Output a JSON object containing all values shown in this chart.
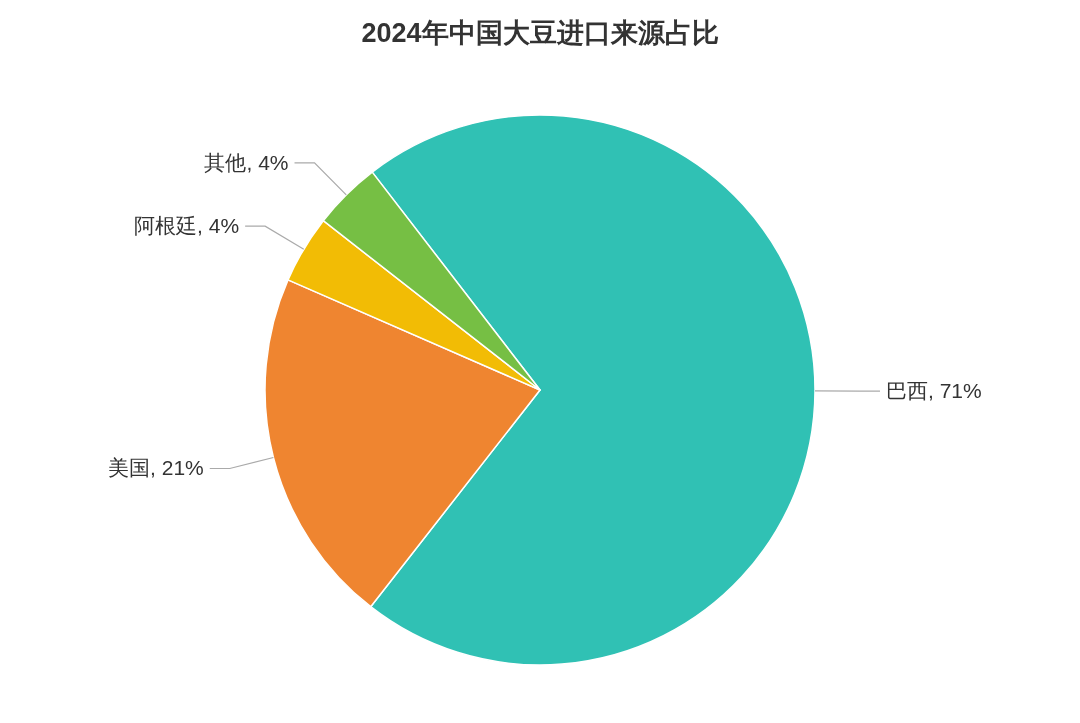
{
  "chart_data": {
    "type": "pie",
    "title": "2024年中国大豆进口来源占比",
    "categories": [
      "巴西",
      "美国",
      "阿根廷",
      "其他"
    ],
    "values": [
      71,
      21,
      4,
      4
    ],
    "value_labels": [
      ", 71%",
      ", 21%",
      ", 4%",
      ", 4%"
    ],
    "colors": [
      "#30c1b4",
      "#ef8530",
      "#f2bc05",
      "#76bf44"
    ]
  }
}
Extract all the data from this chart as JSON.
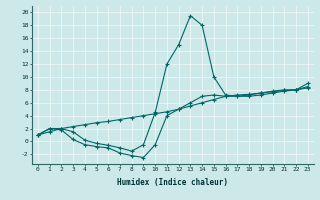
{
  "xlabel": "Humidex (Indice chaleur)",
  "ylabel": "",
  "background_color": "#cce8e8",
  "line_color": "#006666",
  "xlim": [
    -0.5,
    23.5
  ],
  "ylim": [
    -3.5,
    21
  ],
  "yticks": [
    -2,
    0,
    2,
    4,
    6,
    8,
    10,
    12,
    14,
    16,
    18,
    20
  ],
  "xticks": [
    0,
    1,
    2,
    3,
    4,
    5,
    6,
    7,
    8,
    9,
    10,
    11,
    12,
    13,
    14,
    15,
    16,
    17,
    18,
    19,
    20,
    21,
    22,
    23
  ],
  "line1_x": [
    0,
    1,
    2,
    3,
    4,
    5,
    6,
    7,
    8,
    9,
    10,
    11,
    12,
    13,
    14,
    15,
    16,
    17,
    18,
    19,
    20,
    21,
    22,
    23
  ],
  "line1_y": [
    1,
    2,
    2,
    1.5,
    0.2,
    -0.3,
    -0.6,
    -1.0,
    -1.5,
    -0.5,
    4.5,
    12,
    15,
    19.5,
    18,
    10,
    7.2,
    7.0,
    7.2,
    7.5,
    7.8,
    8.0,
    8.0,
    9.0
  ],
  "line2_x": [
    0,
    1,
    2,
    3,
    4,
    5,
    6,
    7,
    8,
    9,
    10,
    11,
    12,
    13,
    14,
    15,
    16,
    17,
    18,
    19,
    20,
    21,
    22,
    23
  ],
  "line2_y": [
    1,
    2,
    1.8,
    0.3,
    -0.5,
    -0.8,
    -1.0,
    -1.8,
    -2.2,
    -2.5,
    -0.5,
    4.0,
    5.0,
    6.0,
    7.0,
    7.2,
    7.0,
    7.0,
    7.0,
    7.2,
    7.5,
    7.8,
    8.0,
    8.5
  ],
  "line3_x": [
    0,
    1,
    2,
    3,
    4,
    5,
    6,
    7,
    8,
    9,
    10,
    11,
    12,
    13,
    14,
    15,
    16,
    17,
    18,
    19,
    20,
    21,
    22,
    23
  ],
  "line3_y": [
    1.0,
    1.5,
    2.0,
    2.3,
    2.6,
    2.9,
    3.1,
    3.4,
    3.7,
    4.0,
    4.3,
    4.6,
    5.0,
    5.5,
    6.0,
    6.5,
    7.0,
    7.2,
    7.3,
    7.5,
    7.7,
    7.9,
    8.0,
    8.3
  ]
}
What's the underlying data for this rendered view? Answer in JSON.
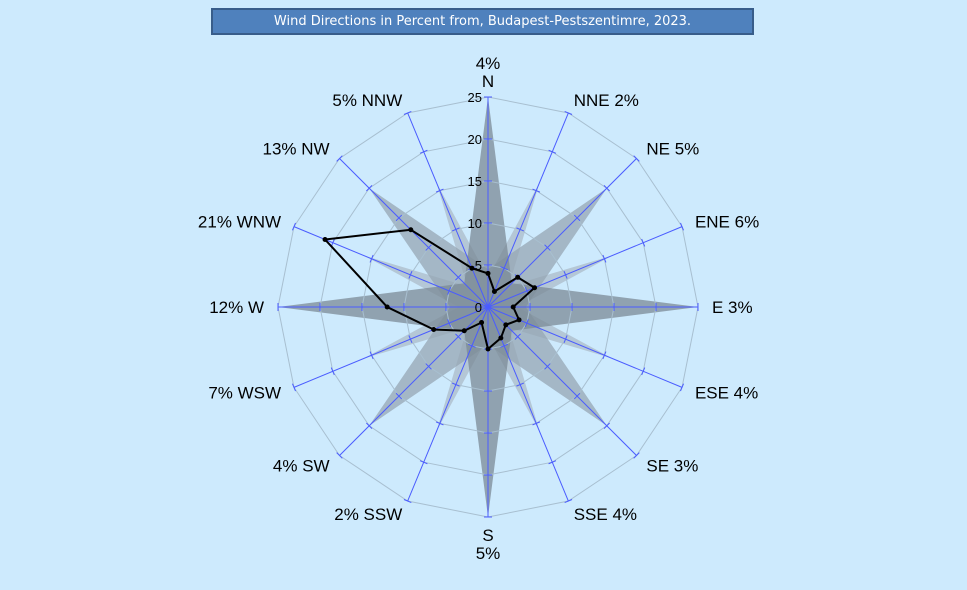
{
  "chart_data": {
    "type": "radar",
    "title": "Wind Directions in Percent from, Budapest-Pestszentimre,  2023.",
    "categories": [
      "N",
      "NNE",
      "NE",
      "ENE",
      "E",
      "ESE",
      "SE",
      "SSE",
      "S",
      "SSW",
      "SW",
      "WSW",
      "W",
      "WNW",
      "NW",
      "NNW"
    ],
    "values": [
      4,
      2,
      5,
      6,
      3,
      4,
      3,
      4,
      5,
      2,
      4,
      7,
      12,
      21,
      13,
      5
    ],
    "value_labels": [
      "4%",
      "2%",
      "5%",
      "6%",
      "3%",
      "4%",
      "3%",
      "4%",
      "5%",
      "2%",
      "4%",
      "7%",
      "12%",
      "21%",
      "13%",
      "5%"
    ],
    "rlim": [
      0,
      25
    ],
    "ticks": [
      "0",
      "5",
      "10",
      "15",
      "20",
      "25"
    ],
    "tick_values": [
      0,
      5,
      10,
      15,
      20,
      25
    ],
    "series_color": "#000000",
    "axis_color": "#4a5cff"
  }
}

Task to carry out
Print out the whole of the material word for word, without pictures.

Answer to the exercise
Output a JSON object containing all values shown in this chart.
{
  "chart_data": {
    "type": "pie",
    "title": "2024年中国大豆进口来源占比",
    "categories": [
      "巴西",
      "美国",
      "阿根廷",
      "其他"
    ],
    "values": [
      71,
      21,
      4,
      4
    ],
    "value_labels": [
      ", 71%",
      ", 21%",
      ", 4%",
      ", 4%"
    ],
    "colors": [
      "#30c1b4",
      "#ef8530",
      "#f2bc05",
      "#76bf44"
    ]
  }
}
Extract all the data from this chart as JSON.
{
  "xlabel": "Humidex (Indice chaleur)",
  "ylabel": "",
  "background_color": "#cce8e8",
  "line_color": "#006666",
  "xlim": [
    -0.5,
    23.5
  ],
  "ylim": [
    -3.5,
    21
  ],
  "yticks": [
    -2,
    0,
    2,
    4,
    6,
    8,
    10,
    12,
    14,
    16,
    18,
    20
  ],
  "xticks": [
    0,
    1,
    2,
    3,
    4,
    5,
    6,
    7,
    8,
    9,
    10,
    11,
    12,
    13,
    14,
    15,
    16,
    17,
    18,
    19,
    20,
    21,
    22,
    23
  ],
  "line1_x": [
    0,
    1,
    2,
    3,
    4,
    5,
    6,
    7,
    8,
    9,
    10,
    11,
    12,
    13,
    14,
    15,
    16,
    17,
    18,
    19,
    20,
    21,
    22,
    23
  ],
  "line1_y": [
    1,
    2,
    2,
    1.5,
    0.2,
    -0.3,
    -0.6,
    -1.0,
    -1.5,
    -0.5,
    4.5,
    12,
    15,
    19.5,
    18,
    10,
    7.2,
    7.0,
    7.2,
    7.5,
    7.8,
    8.0,
    8.0,
    9.0
  ],
  "line2_x": [
    0,
    1,
    2,
    3,
    4,
    5,
    6,
    7,
    8,
    9,
    10,
    11,
    12,
    13,
    14,
    15,
    16,
    17,
    18,
    19,
    20,
    21,
    22,
    23
  ],
  "line2_y": [
    1,
    2,
    1.8,
    0.3,
    -0.5,
    -0.8,
    -1.0,
    -1.8,
    -2.2,
    -2.5,
    -0.5,
    4.0,
    5.0,
    6.0,
    7.0,
    7.2,
    7.0,
    7.0,
    7.0,
    7.2,
    7.5,
    7.8,
    8.0,
    8.5
  ],
  "line3_x": [
    0,
    1,
    2,
    3,
    4,
    5,
    6,
    7,
    8,
    9,
    10,
    11,
    12,
    13,
    14,
    15,
    16,
    17,
    18,
    19,
    20,
    21,
    22,
    23
  ],
  "line3_y": [
    1.0,
    1.5,
    2.0,
    2.3,
    2.6,
    2.9,
    3.1,
    3.4,
    3.7,
    4.0,
    4.3,
    4.6,
    5.0,
    5.5,
    6.0,
    6.5,
    7.0,
    7.2,
    7.3,
    7.5,
    7.7,
    7.9,
    8.0,
    8.3
  ]
}
What's the underlying data for this rendered view? Answer in JSON.
{
  "chart_data": {
    "type": "radar",
    "title": "Wind Directions in Percent from, Budapest-Pestszentimre,  2023.",
    "categories": [
      "N",
      "NNE",
      "NE",
      "ENE",
      "E",
      "ESE",
      "SE",
      "SSE",
      "S",
      "SSW",
      "SW",
      "WSW",
      "W",
      "WNW",
      "NW",
      "NNW"
    ],
    "values": [
      4,
      2,
      5,
      6,
      3,
      4,
      3,
      4,
      5,
      2,
      4,
      7,
      12,
      21,
      13,
      5
    ],
    "value_labels": [
      "4%",
      "2%",
      "5%",
      "6%",
      "3%",
      "4%",
      "3%",
      "4%",
      "5%",
      "2%",
      "4%",
      "7%",
      "12%",
      "21%",
      "13%",
      "5%"
    ],
    "rlim": [
      0,
      25
    ],
    "ticks": [
      "0",
      "5",
      "10",
      "15",
      "20",
      "25"
    ],
    "tick_values": [
      0,
      5,
      10,
      15,
      20,
      25
    ],
    "series_color": "#000000",
    "axis_color": "#4a5cff"
  }
}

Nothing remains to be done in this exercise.